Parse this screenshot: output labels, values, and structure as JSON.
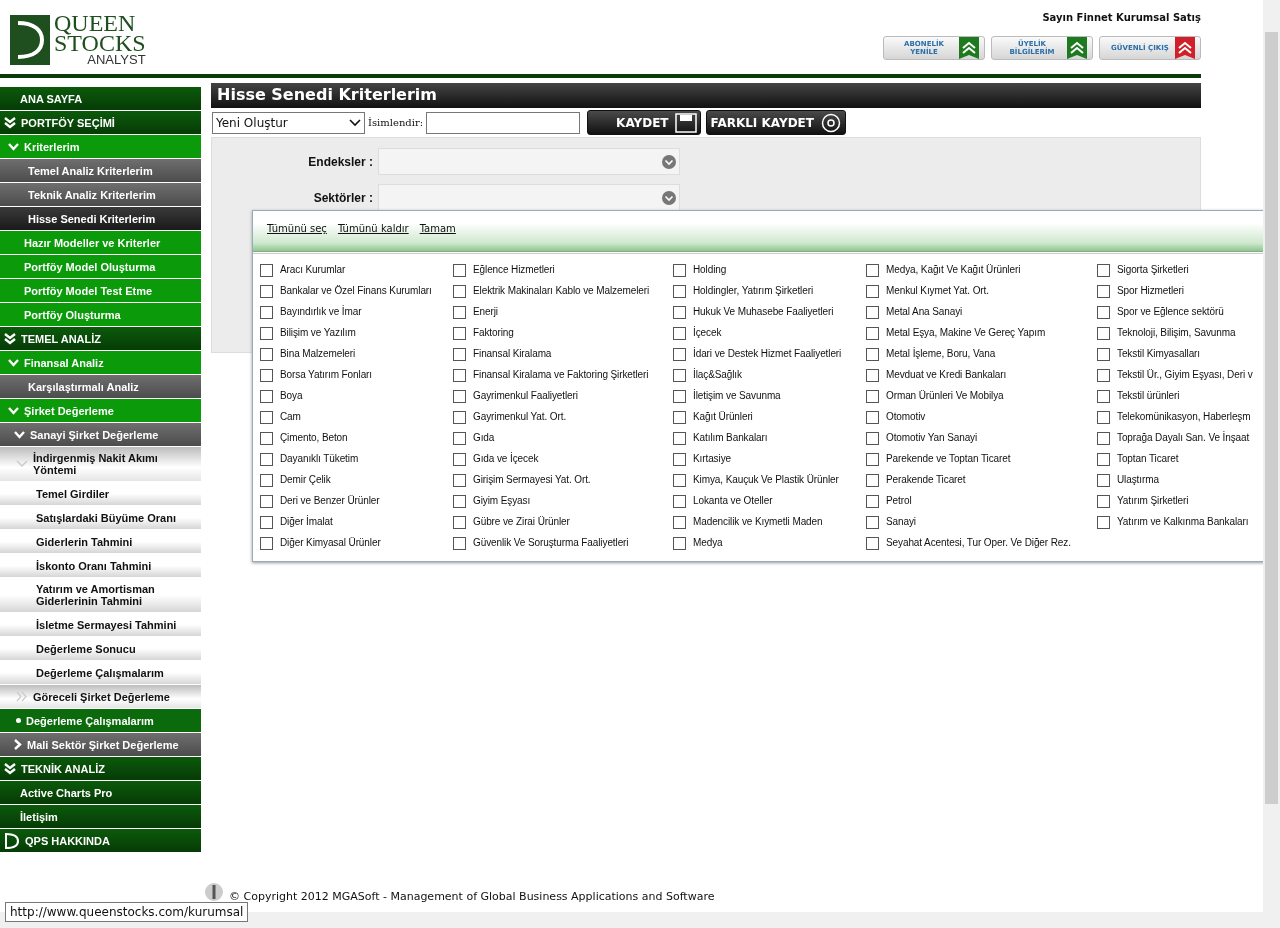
{
  "header": {
    "logo": {
      "line1": "QUEEN",
      "line2": "STOCKS",
      "line3": "ANALYST"
    },
    "greeting": "Sayın Finnet Kurumsal Satış",
    "buttons": [
      {
        "line1": "ABONELİK",
        "line2": "YENİLE",
        "color": "#1e7a1e"
      },
      {
        "line1": "ÜYELİK",
        "line2": "BİLGİLERİM",
        "color": "#1e7a1e"
      },
      {
        "line1": "GÜVENLİ ÇIKIŞ",
        "color": "#d0202a"
      }
    ]
  },
  "sidebar": {
    "items": [
      {
        "label": "ANA SAYFA",
        "kind": "main",
        "selected": false
      },
      {
        "label": "PORTFÖY SEÇİMİ",
        "kind": "section",
        "selected": false
      },
      {
        "label": "Kriterlerim",
        "kind": "group",
        "selected": false
      },
      {
        "label": "Temel Analiz Kriterlerim",
        "kind": "sub",
        "selected": false
      },
      {
        "label": "Teknik Analiz Kriterlerim",
        "kind": "sub",
        "selected": false
      },
      {
        "label": "Hisse Senedi Kriterlerim",
        "kind": "sub",
        "selected": true
      },
      {
        "label": "Hazır Modeller ve Kriterler",
        "kind": "link",
        "selected": false
      },
      {
        "label": "Portföy Model Oluşturma",
        "kind": "link",
        "selected": false
      },
      {
        "label": "Portföy Model Test Etme",
        "kind": "link",
        "selected": false
      },
      {
        "label": "Portföy Oluşturma",
        "kind": "link",
        "selected": false
      },
      {
        "label": "TEMEL ANALİZ",
        "kind": "section",
        "selected": false
      },
      {
        "label": "Finansal Analiz",
        "kind": "group",
        "selected": false
      },
      {
        "label": "Karşılaştırmalı Analiz",
        "kind": "sub",
        "selected": false
      },
      {
        "label": "Şirket Değerleme",
        "kind": "group",
        "selected": false
      },
      {
        "label": "Sanayi Şirket Değerleme",
        "kind": "subgroup",
        "selected": false
      },
      {
        "label": "İndirgenmiş Nakit Akımı Yöntemi",
        "kind": "method",
        "selected": false
      },
      {
        "label": "Temel Girdiler",
        "kind": "step",
        "selected": false
      },
      {
        "label": "Satışlardaki Büyüme Oranı",
        "kind": "step",
        "selected": false
      },
      {
        "label": "Giderlerin Tahmini",
        "kind": "step",
        "selected": false
      },
      {
        "label": "İskonto Oranı Tahmini",
        "kind": "step",
        "selected": false
      },
      {
        "label": "Yatırım ve Amortisman Giderlerinin Tahmini",
        "kind": "step",
        "selected": false
      },
      {
        "label": "İsletme Sermayesi Tahmini",
        "kind": "step",
        "selected": false
      },
      {
        "label": "Değerleme Sonucu",
        "kind": "step",
        "selected": false
      },
      {
        "label": "Değerleme Çalışmalarım",
        "kind": "step",
        "selected": false
      },
      {
        "label": "Göreceli Şirket Değerleme",
        "kind": "methodclosed",
        "selected": false
      },
      {
        "label": "Değerleme Çalışmalarım",
        "kind": "bullet",
        "selected": false
      },
      {
        "label": "Mali Sektör Şirket Değerleme",
        "kind": "collapsed",
        "selected": false
      },
      {
        "label": "TEKNİK ANALİZ",
        "kind": "section",
        "selected": false
      },
      {
        "label": "Active Charts Pro",
        "kind": "main",
        "selected": false
      },
      {
        "label": "İletişim",
        "kind": "main",
        "selected": false
      },
      {
        "label": "QPS HAKKINDA",
        "kind": "about",
        "selected": false
      }
    ]
  },
  "panel": {
    "title": "Hisse Senedi Kriterlerim",
    "select": "Yeni Oluştur",
    "name_label": "İsimlendir:",
    "save": "KAYDET",
    "save_as": "FARKLI KAYDET",
    "filters": [
      {
        "label": "Endeksler :"
      },
      {
        "label": "Sektörler :"
      }
    ]
  },
  "sector_dropdown": {
    "actions": [
      "Tümünü seç",
      "Tümünü kaldır",
      "Tamam"
    ],
    "columns": [
      {
        "options": [
          {
            "label": "Aracı Kurumlar",
            "checked": false
          },
          {
            "label": "Bankalar ve Özel Finans Kurumları",
            "checked": false
          },
          {
            "label": "Bayındırlık ve İmar",
            "checked": false
          },
          {
            "label": "Bilişim ve Yazılım",
            "checked": false
          },
          {
            "label": "Bina Malzemeleri",
            "checked": false
          },
          {
            "label": "Borsa Yatırım Fonları",
            "checked": false
          },
          {
            "label": "Boya",
            "checked": false
          },
          {
            "label": "Cam",
            "checked": false
          },
          {
            "label": "Çimento, Beton",
            "checked": false
          },
          {
            "label": "Dayanıklı Tüketim",
            "checked": false
          },
          {
            "label": "Demir Çelik",
            "checked": false
          },
          {
            "label": "Deri ve Benzer Ürünler",
            "checked": false
          },
          {
            "label": "Diğer İmalat",
            "checked": false
          },
          {
            "label": "Diğer Kimyasal Ürünler",
            "checked": false
          }
        ]
      },
      {
        "options": [
          {
            "label": "Eğlence Hizmetleri",
            "checked": false
          },
          {
            "label": "Elektrik Makinaları Kablo ve Malzemeleri",
            "checked": false
          },
          {
            "label": "Enerji",
            "checked": false
          },
          {
            "label": "Faktoring",
            "checked": false
          },
          {
            "label": "Finansal Kiralama",
            "checked": false
          },
          {
            "label": "Finansal Kiralama ve Faktoring Şirketleri",
            "checked": false
          },
          {
            "label": "Gayrimenkul Faaliyetleri",
            "checked": false
          },
          {
            "label": "Gayrimenkul Yat. Ort.",
            "checked": false
          },
          {
            "label": "Gıda",
            "checked": false
          },
          {
            "label": "Gıda ve İçecek",
            "checked": false
          },
          {
            "label": "Girişim Sermayesi Yat. Ort.",
            "checked": false
          },
          {
            "label": "Giyim Eşyası",
            "checked": false
          },
          {
            "label": "Gübre ve Zirai Ürünler",
            "checked": false
          },
          {
            "label": "Güvenlik Ve Soruşturma Faaliyetleri",
            "checked": false
          }
        ]
      },
      {
        "options": [
          {
            "label": "Holding",
            "checked": false
          },
          {
            "label": "Holdingler, Yatırım Şirketleri",
            "checked": false
          },
          {
            "label": "Hukuk Ve Muhasebe Faaliyetleri",
            "checked": false
          },
          {
            "label": "İçecek",
            "checked": false
          },
          {
            "label": "İdari ve Destek Hizmet Faaliyetleri",
            "checked": false
          },
          {
            "label": "İlaç&Sağlık",
            "checked": false
          },
          {
            "label": "İletişim ve Savunma",
            "checked": false
          },
          {
            "label": "Kağıt Ürünleri",
            "checked": false
          },
          {
            "label": "Katılım Bankaları",
            "checked": false
          },
          {
            "label": "Kırtasiye",
            "checked": false
          },
          {
            "label": "Kimya, Kauçuk Ve Plastik Ürünler",
            "checked": false
          },
          {
            "label": "Lokanta ve Oteller",
            "checked": false
          },
          {
            "label": "Madencilik ve Kıymetli Maden",
            "checked": false
          },
          {
            "label": "Medya",
            "checked": false
          }
        ]
      },
      {
        "options": [
          {
            "label": "Medya, Kağıt Ve Kağıt Ürünleri",
            "checked": false
          },
          {
            "label": "Menkul Kıymet Yat. Ort.",
            "checked": false
          },
          {
            "label": "Metal Ana Sanayi",
            "checked": false
          },
          {
            "label": "Metal Eşya, Makine Ve Gereç Yapım",
            "checked": false
          },
          {
            "label": "Metal İşleme, Boru, Vana",
            "checked": false
          },
          {
            "label": "Mevduat ve Kredi Bankaları",
            "checked": false
          },
          {
            "label": "Orman Ürünleri Ve Mobilya",
            "checked": false
          },
          {
            "label": "Otomotiv",
            "checked": false
          },
          {
            "label": "Otomotiv Yan Sanayi",
            "checked": false
          },
          {
            "label": "Parekende ve Toptan Ticaret",
            "checked": false
          },
          {
            "label": "Perakende Ticaret",
            "checked": false
          },
          {
            "label": "Petrol",
            "checked": false
          },
          {
            "label": "Sanayi",
            "checked": false
          },
          {
            "label": "Seyahat Acentesi, Tur Oper. Ve Diğer Rez.",
            "checked": false
          }
        ]
      },
      {
        "options": [
          {
            "label": "Sigorta Şirketleri",
            "checked": false
          },
          {
            "label": "Spor Hizmetleri",
            "checked": false
          },
          {
            "label": "Spor ve Eğlence sektörü",
            "checked": false
          },
          {
            "label": "Teknoloji, Bilişim, Savunma",
            "checked": false
          },
          {
            "label": "Tekstil Kimyasalları",
            "checked": false
          },
          {
            "label": "Tekstil Ür., Giyim Eşyası, Deri v",
            "checked": false
          },
          {
            "label": "Tekstil ürünleri",
            "checked": false
          },
          {
            "label": "Telekomünikasyon, Haberleşm",
            "checked": false
          },
          {
            "label": "Toprağa Dayalı San. Ve İnşaat",
            "checked": false
          },
          {
            "label": "Toptan Ticaret",
            "checked": false
          },
          {
            "label": "Ulaştırma",
            "checked": false
          },
          {
            "label": "Yatırım Şirketleri",
            "checked": false
          },
          {
            "label": "Yatırım ve Kalkınma Bankaları",
            "checked": false
          }
        ]
      }
    ]
  },
  "footer": {
    "copyright": "© Copyright 2012 MGASoft - Management of Global Business Applications and Software"
  },
  "status_url": "http://www.queenstocks.com/kurumsal"
}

WORK REQUIRED » Find the lines containing "Kağıt" and pull them out.

THE RESULT »
            "label": "Kağıt Ürünleri",
            "label": "Medya, Kağıt Ve Kağıt Ürünleri",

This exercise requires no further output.